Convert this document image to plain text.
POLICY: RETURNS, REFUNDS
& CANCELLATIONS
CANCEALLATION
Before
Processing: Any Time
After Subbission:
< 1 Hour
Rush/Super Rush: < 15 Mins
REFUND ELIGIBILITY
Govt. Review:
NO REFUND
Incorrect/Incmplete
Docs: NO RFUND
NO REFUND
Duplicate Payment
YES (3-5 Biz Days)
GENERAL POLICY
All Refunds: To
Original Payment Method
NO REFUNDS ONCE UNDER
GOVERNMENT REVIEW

*PROBLEM REQUIREMENTS:* Each line of the material should be duplicated exactly, please.

*THE SOLUTION:*
Convert this document image to plain text.
POLICY: RETURNS, REFUNDS
& CANCELLATIONS
CANCEALLATION
Before
Processing: Any Time
After Subbission:
< 1 Hour
Rush/Super Rush: < 15 Mins
REFUND ELIGIBILITY
Govt. Review:
NO REFUND
Incorrect/Incmplete
Docs: NO RFUND
NO REFUND
Duplicate Payment
YES (3-5 Biz Days)
GENERAL POLICY
All Refunds: To
Original Payment Method
NO REFUNDS ONCE UNDER
GOVERNMENT REVIEW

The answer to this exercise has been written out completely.